Prompt → Repeat every entry word for word, skipping the pictures.

Provided records →
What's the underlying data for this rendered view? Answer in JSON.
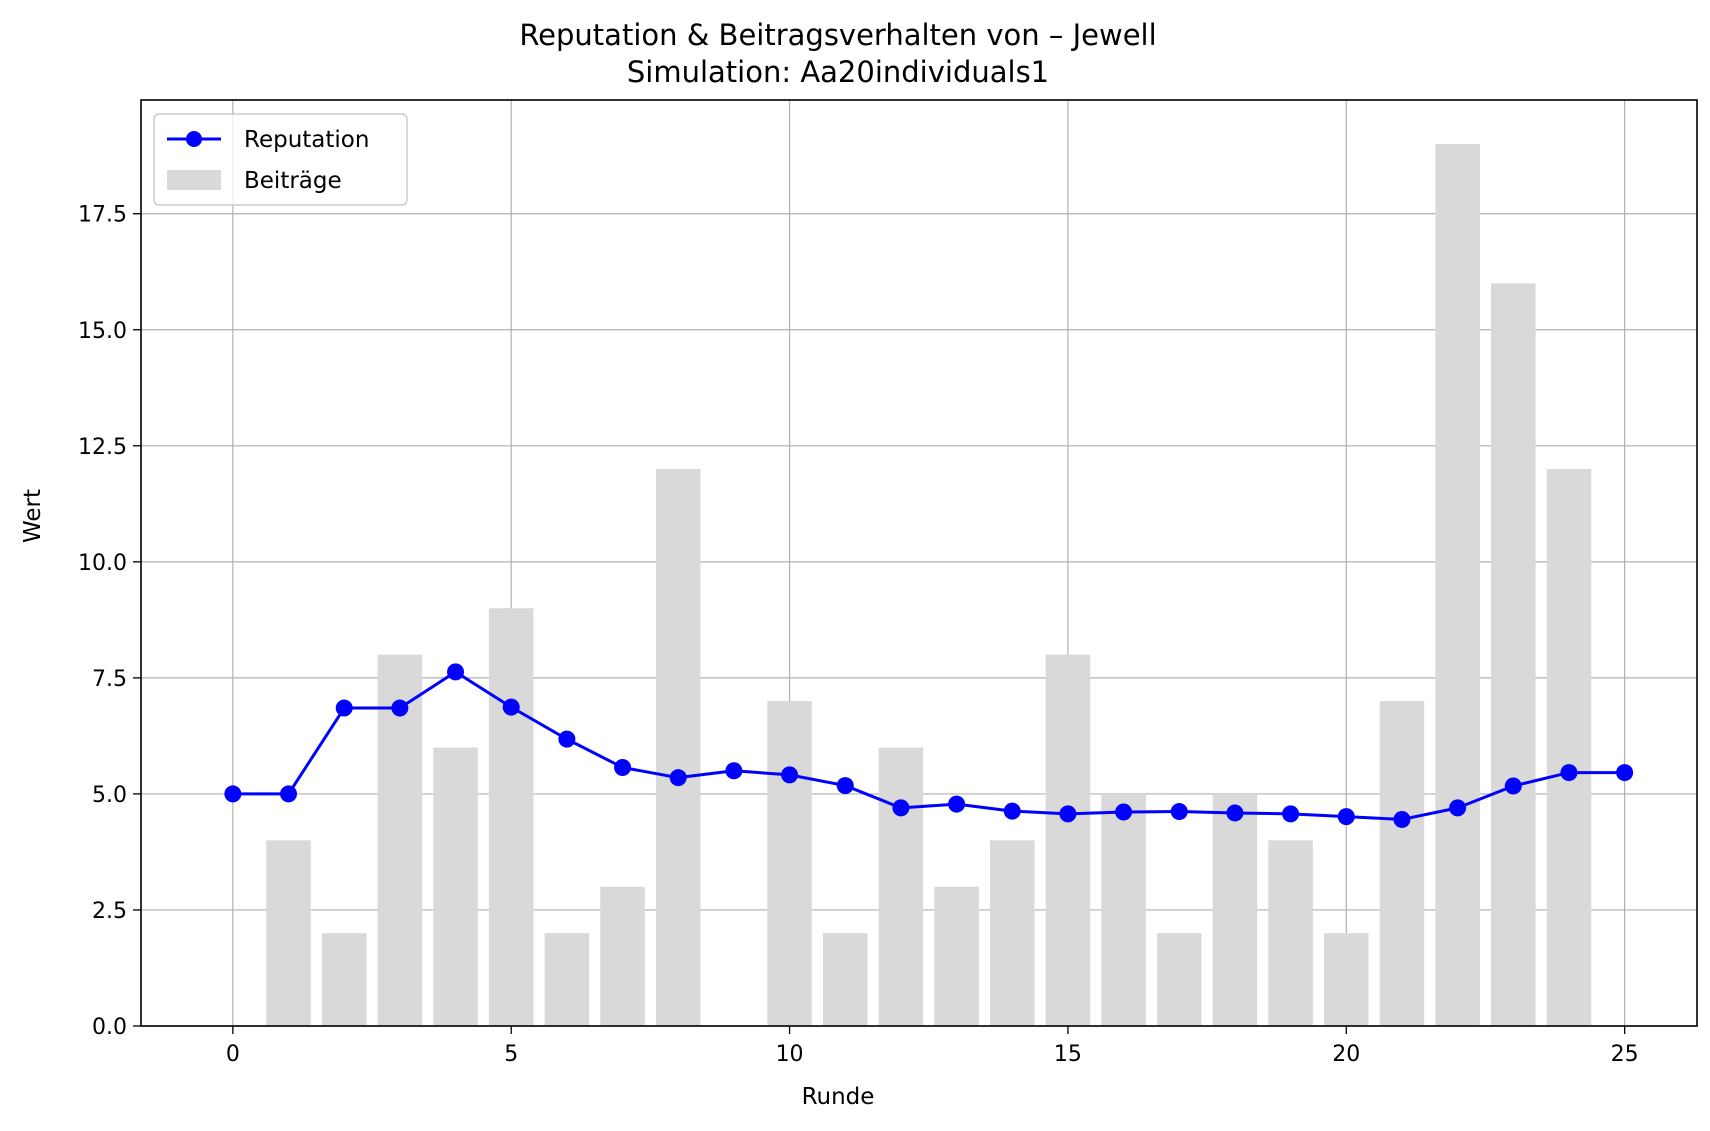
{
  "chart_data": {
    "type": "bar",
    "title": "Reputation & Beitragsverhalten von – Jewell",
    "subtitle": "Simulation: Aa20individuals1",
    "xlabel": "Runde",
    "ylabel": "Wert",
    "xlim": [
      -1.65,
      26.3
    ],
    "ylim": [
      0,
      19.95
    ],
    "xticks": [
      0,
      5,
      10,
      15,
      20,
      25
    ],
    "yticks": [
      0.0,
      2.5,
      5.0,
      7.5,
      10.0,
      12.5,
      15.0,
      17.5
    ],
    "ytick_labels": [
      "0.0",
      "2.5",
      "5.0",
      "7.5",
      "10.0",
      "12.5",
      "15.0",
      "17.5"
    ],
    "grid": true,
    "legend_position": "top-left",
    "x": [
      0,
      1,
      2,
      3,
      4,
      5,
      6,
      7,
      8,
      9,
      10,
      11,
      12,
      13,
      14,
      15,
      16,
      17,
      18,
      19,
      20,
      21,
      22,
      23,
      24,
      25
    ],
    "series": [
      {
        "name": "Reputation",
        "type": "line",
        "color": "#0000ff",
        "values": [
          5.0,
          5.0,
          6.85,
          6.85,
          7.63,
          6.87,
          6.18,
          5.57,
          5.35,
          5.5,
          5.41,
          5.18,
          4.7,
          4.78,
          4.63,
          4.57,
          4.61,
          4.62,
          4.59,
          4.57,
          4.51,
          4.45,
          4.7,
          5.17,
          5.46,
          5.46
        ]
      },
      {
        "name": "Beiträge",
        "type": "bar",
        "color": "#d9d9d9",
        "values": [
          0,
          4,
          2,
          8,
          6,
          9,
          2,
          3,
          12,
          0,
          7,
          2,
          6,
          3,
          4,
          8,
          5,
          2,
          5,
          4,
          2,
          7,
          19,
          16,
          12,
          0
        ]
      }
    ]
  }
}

Worked solution →
What's the underlying data for this rendered view? Answer in JSON.
{
  "chart_data": {
    "type": "bar",
    "title": "Reputation & Beitragsverhalten von – Jewell",
    "subtitle": "Simulation: Aa20individuals1",
    "xlabel": "Runde",
    "ylabel": "Wert",
    "xlim": [
      -1.65,
      26.3
    ],
    "ylim": [
      0,
      19.95
    ],
    "xticks": [
      0,
      5,
      10,
      15,
      20,
      25
    ],
    "yticks": [
      0.0,
      2.5,
      5.0,
      7.5,
      10.0,
      12.5,
      15.0,
      17.5
    ],
    "ytick_labels": [
      "0.0",
      "2.5",
      "5.0",
      "7.5",
      "10.0",
      "12.5",
      "15.0",
      "17.5"
    ],
    "grid": true,
    "legend_position": "top-left",
    "x": [
      0,
      1,
      2,
      3,
      4,
      5,
      6,
      7,
      8,
      9,
      10,
      11,
      12,
      13,
      14,
      15,
      16,
      17,
      18,
      19,
      20,
      21,
      22,
      23,
      24,
      25
    ],
    "series": [
      {
        "name": "Reputation",
        "type": "line",
        "color": "#0000ff",
        "values": [
          5.0,
          5.0,
          6.85,
          6.85,
          7.63,
          6.87,
          6.18,
          5.57,
          5.35,
          5.5,
          5.41,
          5.18,
          4.7,
          4.78,
          4.63,
          4.57,
          4.61,
          4.62,
          4.59,
          4.57,
          4.51,
          4.45,
          4.7,
          5.17,
          5.46,
          5.46
        ]
      },
      {
        "name": "Beiträge",
        "type": "bar",
        "color": "#d9d9d9",
        "values": [
          0,
          4,
          2,
          8,
          6,
          9,
          2,
          3,
          12,
          0,
          7,
          2,
          6,
          3,
          4,
          8,
          5,
          2,
          5,
          4,
          2,
          7,
          19,
          16,
          12,
          0
        ]
      }
    ]
  }
}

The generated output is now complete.